# [STATED PROBLEM]
Without omitting anything, return the records precisely as given.

# [Figure dataset records]
↓↓↓

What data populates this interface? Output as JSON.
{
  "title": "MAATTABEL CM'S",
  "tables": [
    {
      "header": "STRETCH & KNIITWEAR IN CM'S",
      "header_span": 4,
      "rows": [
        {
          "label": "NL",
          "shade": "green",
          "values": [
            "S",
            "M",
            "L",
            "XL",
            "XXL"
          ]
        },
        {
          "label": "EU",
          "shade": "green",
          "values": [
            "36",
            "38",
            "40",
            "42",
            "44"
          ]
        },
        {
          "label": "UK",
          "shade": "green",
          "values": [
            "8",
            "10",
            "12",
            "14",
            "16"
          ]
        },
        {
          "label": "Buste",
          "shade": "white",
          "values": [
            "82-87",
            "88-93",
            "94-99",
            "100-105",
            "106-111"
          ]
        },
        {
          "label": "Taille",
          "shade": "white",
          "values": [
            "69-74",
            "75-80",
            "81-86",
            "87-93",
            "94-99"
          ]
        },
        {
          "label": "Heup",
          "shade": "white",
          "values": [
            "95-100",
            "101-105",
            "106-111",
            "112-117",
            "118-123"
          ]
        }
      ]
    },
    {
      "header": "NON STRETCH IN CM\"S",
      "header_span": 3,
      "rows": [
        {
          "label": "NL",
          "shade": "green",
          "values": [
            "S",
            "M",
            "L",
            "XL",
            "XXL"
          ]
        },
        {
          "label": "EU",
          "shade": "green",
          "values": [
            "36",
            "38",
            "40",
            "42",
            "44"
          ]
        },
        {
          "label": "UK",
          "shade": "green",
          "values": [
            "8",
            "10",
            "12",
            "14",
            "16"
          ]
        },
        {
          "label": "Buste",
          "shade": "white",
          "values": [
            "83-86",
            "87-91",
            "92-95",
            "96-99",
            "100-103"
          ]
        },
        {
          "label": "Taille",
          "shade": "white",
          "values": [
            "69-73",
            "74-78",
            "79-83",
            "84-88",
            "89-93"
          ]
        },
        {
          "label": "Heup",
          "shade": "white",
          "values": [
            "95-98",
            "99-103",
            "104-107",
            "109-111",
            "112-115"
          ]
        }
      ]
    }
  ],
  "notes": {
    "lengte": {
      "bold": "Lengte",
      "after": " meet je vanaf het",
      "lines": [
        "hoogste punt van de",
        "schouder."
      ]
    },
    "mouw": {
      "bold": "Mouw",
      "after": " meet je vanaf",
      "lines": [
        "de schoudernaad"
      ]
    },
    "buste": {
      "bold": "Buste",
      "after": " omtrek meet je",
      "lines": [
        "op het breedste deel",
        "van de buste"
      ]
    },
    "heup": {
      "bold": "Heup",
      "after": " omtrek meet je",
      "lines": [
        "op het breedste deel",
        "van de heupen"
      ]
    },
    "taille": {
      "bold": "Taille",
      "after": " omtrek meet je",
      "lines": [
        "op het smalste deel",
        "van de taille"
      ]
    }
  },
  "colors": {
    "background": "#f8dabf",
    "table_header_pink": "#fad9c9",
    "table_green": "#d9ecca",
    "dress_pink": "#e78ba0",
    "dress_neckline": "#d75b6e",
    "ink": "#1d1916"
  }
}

↑↑↑

# [WRITTEN ANSWER]
What data populates this interface? Output as JSON.
{
  "title": "MAATTABEL CM'S",
  "tables": [
    {
      "header": "STRETCH & KNIITWEAR IN CM'S",
      "header_span": 4,
      "rows": [
        {
          "label": "NL",
          "shade": "green",
          "values": [
            "S",
            "M",
            "L",
            "XL",
            "XXL"
          ]
        },
        {
          "label": "EU",
          "shade": "green",
          "values": [
            "36",
            "38",
            "40",
            "42",
            "44"
          ]
        },
        {
          "label": "UK",
          "shade": "green",
          "values": [
            "8",
            "10",
            "12",
            "14",
            "16"
          ]
        },
        {
          "label": "Buste",
          "shade": "white",
          "values": [
            "82-87",
            "88-93",
            "94-99",
            "100-105",
            "106-111"
          ]
        },
        {
          "label": "Taille",
          "shade": "white",
          "values": [
            "69-74",
            "75-80",
            "81-86",
            "87-93",
            "94-99"
          ]
        },
        {
          "label": "Heup",
          "shade": "white",
          "values": [
            "95-100",
            "101-105",
            "106-111",
            "112-117",
            "118-123"
          ]
        }
      ]
    },
    {
      "header": "NON STRETCH IN CM\"S",
      "header_span": 3,
      "rows": [
        {
          "label": "NL",
          "shade": "green",
          "values": [
            "S",
            "M",
            "L",
            "XL",
            "XXL"
          ]
        },
        {
          "label": "EU",
          "shade": "green",
          "values": [
            "36",
            "38",
            "40",
            "42",
            "44"
          ]
        },
        {
          "label": "UK",
          "shade": "green",
          "values": [
            "8",
            "10",
            "12",
            "14",
            "16"
          ]
        },
        {
          "label": "Buste",
          "shade": "white",
          "values": [
            "83-86",
            "87-91",
            "92-95",
            "96-99",
            "100-103"
          ]
        },
        {
          "label": "Taille",
          "shade": "white",
          "values": [
            "69-73",
            "74-78",
            "79-83",
            "84-88",
            "89-93"
          ]
        },
        {
          "label": "Heup",
          "shade": "white",
          "values": [
            "95-98",
            "99-103",
            "104-107",
            "109-111",
            "112-115"
          ]
        }
      ]
    }
  ],
  "notes": {
    "lengte": {
      "bold": "Lengte",
      "after": " meet je vanaf het",
      "lines": [
        "hoogste punt van de",
        "schouder."
      ]
    },
    "mouw": {
      "bold": "Mouw",
      "after": " meet je vanaf",
      "lines": [
        "de schoudernaad"
      ]
    },
    "buste": {
      "bold": "Buste",
      "after": " omtrek meet je",
      "lines": [
        "op het breedste deel",
        "van de buste"
      ]
    },
    "heup": {
      "bold": "Heup",
      "after": " omtrek meet je",
      "lines": [
        "op het breedste deel",
        "van de heupen"
      ]
    },
    "taille": {
      "bold": "Taille",
      "after": " omtrek meet je",
      "lines": [
        "op het smalste deel",
        "van de taille"
      ]
    }
  },
  "colors": {
    "background": "#f8dabf",
    "table_header_pink": "#fad9c9",
    "table_green": "#d9ecca",
    "dress_pink": "#e78ba0",
    "dress_neckline": "#d75b6e",
    "ink": "#1d1916"
  }
}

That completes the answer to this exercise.